Request:
Among the lines below, count those containing the word "myarr". Give the number only.

Records provided:
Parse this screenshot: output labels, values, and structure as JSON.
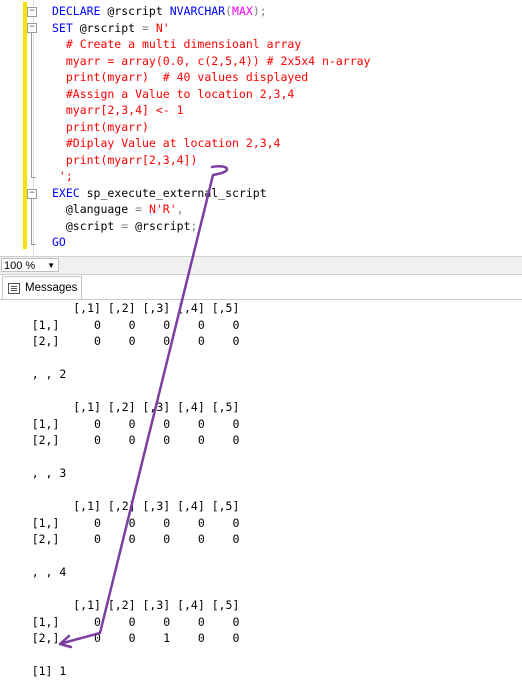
{
  "editor": {
    "lines": [
      [
        [
          "kw",
          "DECLARE "
        ],
        [
          "txt",
          "@rscript "
        ],
        [
          "kw",
          "NVARCHAR"
        ],
        [
          "gry",
          "("
        ],
        [
          "fn",
          "MAX"
        ],
        [
          "gry",
          ");"
        ]
      ],
      [
        [
          "kw",
          "SET "
        ],
        [
          "txt",
          "@rscript "
        ],
        [
          "gry",
          "= "
        ],
        [
          "str",
          "N'"
        ]
      ],
      [
        [
          "str",
          "  # Create a multi dimensioanl array"
        ]
      ],
      [
        [
          "str",
          "  myarr = array(0.0, c(2,5,4)) # 2x5x4 n-array"
        ]
      ],
      [
        [
          "str",
          "  print(myarr)  # 40 values displayed"
        ]
      ],
      [
        [
          "str",
          "  #Assign a Value to location 2,3,4"
        ]
      ],
      [
        [
          "str",
          "  myarr[2,3,4] <- 1"
        ]
      ],
      [
        [
          "str",
          "  print(myarr)"
        ]
      ],
      [
        [
          "str",
          "  #Diplay Value at location 2,3,4"
        ]
      ],
      [
        [
          "str",
          "  print(myarr[2,3,4])"
        ]
      ],
      [
        [
          "str",
          " ';"
        ]
      ],
      [
        [
          "kw",
          "EXEC "
        ],
        [
          "txt",
          "sp_execute_external_script"
        ]
      ],
      [
        [
          "txt",
          "  @language "
        ],
        [
          "gry",
          "= "
        ],
        [
          "str",
          "N'R'"
        ],
        [
          "gry",
          ","
        ]
      ],
      [
        [
          "txt",
          "  @script "
        ],
        [
          "gry",
          "= "
        ],
        [
          "txt",
          "@rscript"
        ],
        [
          "gry",
          ";"
        ]
      ],
      [
        [
          "kw",
          "GO"
        ]
      ]
    ]
  },
  "statusbar": {
    "zoom": "100 %"
  },
  "results_tab": {
    "label": "Messages"
  },
  "output": {
    "lines": [
      "          [,1] [,2] [,3] [,4] [,5]",
      "    [1,]     0    0    0    0    0",
      "    [2,]     0    0    0    0    0",
      "",
      "    , , 2",
      "",
      "          [,1] [,2] [,3] [,4] [,5]",
      "    [1,]     0    0    0    0    0",
      "    [2,]     0    0    0    0    0",
      "",
      "    , , 3",
      "",
      "          [,1] [,2] [,3] [,4] [,5]",
      "    [1,]     0    0    0    0    0",
      "    [2,]     0    0    0    0    0",
      "",
      "    , , 4",
      "",
      "          [,1] [,2] [,3] [,4] [,5]",
      "    [1,]     0    0    0    0    0",
      "    [2,]     0    0    1    0    0",
      "",
      "    [1] 1"
    ]
  },
  "annotation": {
    "color": "#7b3fa0"
  },
  "colors": {
    "keyword": "#0000ff",
    "string": "#ff0000",
    "function": "#ff00ff",
    "punct": "#808080"
  }
}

Written answer:
5